Every record, from first to last, should be retyped word for word.
=== Excerpted data ===
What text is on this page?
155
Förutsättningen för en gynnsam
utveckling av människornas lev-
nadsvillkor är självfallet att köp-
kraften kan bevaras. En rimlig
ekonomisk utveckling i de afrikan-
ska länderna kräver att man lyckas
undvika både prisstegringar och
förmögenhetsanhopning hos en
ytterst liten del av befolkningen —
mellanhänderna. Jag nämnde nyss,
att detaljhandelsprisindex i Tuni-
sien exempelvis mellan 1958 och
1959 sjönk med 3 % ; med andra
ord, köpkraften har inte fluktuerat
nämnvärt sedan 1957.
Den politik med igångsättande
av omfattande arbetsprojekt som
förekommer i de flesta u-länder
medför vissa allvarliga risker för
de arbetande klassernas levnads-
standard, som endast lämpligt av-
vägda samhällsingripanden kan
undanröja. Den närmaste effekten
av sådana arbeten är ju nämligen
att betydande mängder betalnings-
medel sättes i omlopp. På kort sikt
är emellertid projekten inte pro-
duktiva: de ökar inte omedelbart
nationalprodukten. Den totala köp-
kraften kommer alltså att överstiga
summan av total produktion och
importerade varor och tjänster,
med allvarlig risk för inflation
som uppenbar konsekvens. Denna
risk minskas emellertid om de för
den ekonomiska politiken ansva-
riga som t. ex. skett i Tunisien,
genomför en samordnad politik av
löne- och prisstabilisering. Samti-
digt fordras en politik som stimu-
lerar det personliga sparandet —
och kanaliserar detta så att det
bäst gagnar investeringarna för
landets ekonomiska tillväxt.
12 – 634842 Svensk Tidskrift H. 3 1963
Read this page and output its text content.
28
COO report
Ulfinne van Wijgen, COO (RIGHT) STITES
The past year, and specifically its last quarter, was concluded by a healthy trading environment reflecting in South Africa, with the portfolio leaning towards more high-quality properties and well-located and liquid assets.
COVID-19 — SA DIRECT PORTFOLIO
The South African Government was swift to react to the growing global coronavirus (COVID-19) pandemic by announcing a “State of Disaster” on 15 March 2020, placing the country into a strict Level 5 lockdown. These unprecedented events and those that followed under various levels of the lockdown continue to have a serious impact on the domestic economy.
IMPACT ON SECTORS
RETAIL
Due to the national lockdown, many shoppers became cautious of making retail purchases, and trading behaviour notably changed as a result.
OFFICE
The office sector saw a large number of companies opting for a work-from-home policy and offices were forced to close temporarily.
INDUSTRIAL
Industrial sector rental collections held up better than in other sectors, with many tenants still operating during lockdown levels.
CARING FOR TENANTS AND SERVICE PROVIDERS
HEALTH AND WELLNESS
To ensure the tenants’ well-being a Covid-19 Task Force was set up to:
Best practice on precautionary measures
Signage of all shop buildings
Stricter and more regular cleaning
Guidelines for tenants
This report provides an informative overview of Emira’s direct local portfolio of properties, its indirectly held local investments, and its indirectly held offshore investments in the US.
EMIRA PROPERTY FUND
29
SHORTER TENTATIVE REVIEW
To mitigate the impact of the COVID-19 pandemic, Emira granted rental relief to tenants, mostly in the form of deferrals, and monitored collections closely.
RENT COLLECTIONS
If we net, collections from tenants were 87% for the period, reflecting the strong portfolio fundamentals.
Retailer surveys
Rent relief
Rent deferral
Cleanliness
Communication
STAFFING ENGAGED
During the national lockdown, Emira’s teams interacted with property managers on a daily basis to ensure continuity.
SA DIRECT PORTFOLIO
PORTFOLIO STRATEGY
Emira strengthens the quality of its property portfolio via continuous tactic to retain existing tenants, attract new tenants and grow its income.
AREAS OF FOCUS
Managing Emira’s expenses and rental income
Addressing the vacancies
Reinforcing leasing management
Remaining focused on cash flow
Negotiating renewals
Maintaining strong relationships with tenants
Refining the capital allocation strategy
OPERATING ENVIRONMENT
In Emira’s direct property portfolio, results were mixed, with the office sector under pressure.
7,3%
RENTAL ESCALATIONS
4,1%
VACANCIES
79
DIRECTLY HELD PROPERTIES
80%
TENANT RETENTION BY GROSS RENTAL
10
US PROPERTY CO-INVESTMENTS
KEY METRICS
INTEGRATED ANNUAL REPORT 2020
===
Exercise output
What text is on this page?
155
Förutsättningen för en gynnsam
utveckling av människornas lev-
nadsvillkor är självfallet att köp-
kraften kan bevaras. En rimlig
ekonomisk utveckling i de afrikan-
ska länderna kräver att man lyckas
undvika både prisstegringar och
förmögenhetsanhopning hos en
ytterst liten del av befolkningen —
mellanhänderna. Jag nämnde nyss,
att detaljhandelsprisindex i Tuni-
sien exempelvis mellan 1958 och
1959 sjönk med 3 % ; med andra
ord, köpkraften har inte fluktuerat
nämnvärt sedan 1957.
Den politik med igångsättande
av omfattande arbetsprojekt som
förekommer i de flesta u-länder
medför vissa allvarliga risker för
de arbetande klassernas levnads-
standard, som endast lämpligt av-
vägda samhällsingripanden kan
undanröja. Den närmaste effekten
av sådana arbeten är ju nämligen
att betydande mängder betalnings-
medel sättes i omlopp. På kort sikt
är emellertid projekten inte pro-
duktiva: de ökar inte omedelbart
nationalprodukten. Den totala köp-
kraften kommer alltså att överstiga
summan av total produktion och
importerade varor och tjänster,
med allvarlig risk för inflation
som uppenbar konsekvens. Denna
risk minskas emellertid om de för
den ekonomiska politiken ansva-
riga som t. ex. skett i Tunisien,
genomför en samordnad politik av
löne- och prisstabilisering. Samti-
digt fordras en politik som stimu-
lerar det personliga sparandet —
och kanaliserar detta så att det
bäst gagnar investeringarna för
landets ekonomiska tillväxt.
12 – 634842 Svensk Tidskrift H. 3 1963
Read this page and output its text content.
28
COO report
Ulfinne van Wijgen, COO (RIGHT) STITES
The past year, and specifically its last quarter, was concluded by a healthy trading environment reflecting in South Africa, with the portfolio leaning towards more high-quality properties and well-located and liquid assets.
COVID-19 — SA DIRECT PORTFOLIO
The South African Government was swift to react to the growing global coronavirus (COVID-19) pandemic by announcing a “State of Disaster” on 15 March 2020, placing the country into a strict Level 5 lockdown. These unprecedented events and those that followed under various levels of the lockdown continue to have a serious impact on the domestic economy.
IMPACT ON SECTORS
RETAIL
Due to the national lockdown, many shoppers became cautious of making retail purchases, and trading behaviour notably changed as a result.
OFFICE
The office sector saw a large number of companies opting for a work-from-home policy and offices were forced to close temporarily.
INDUSTRIAL
Industrial sector rental collections held up better than in other sectors, with many tenants still operating during lockdown levels.
CARING FOR TENANTS AND SERVICE PROVIDERS
HEALTH AND WELLNESS
To ensure the tenants’ well-being a Covid-19 Task Force was set up to:
Best practice on precautionary measures
Signage of all shop buildings
Stricter and more regular cleaning
Guidelines for tenants
This report provides an informative overview of Emira’s direct local portfolio of properties, its indirectly held local investments, and its indirectly held offshore investments in the US.
EMIRA PROPERTY FUND
29
SHORTER TENTATIVE REVIEW
To mitigate the impact of the COVID-19 pandemic, Emira granted rental relief to tenants, mostly in the form of deferrals, and monitored collections closely.
RENT COLLECTIONS
If we net, collections from tenants were 87% for the period, reflecting the strong portfolio fundamentals.
Retailer surveys
Rent relief
Rent deferral
Cleanliness
Communication
STAFFING ENGAGED
During the national lockdown, Emira’s teams interacted with property managers on a daily basis to ensure continuity.
SA DIRECT PORTFOLIO
PORTFOLIO STRATEGY
Emira strengthens the quality of its property portfolio via continuous tactic to retain existing tenants, attract new tenants and grow its income.
AREAS OF FOCUS
Managing Emira’s expenses and rental income
Addressing the vacancies
Reinforcing leasing management
Remaining focused on cash flow
Negotiating renewals
Maintaining strong relationships with tenants
Refining the capital allocation strategy
OPERATING ENVIRONMENT
In Emira’s direct property portfolio, results were mixed, with the office sector under pressure.
7,3%
RENTAL ESCALATIONS
4,1%
VACANCIES
79
DIRECTLY HELD PROPERTIES
80%
TENANT RETENTION BY GROSS RENTAL
10
US PROPERTY CO-INVESTMENTS
KEY METRICS
INTEGRATED ANNUAL REPORT 2020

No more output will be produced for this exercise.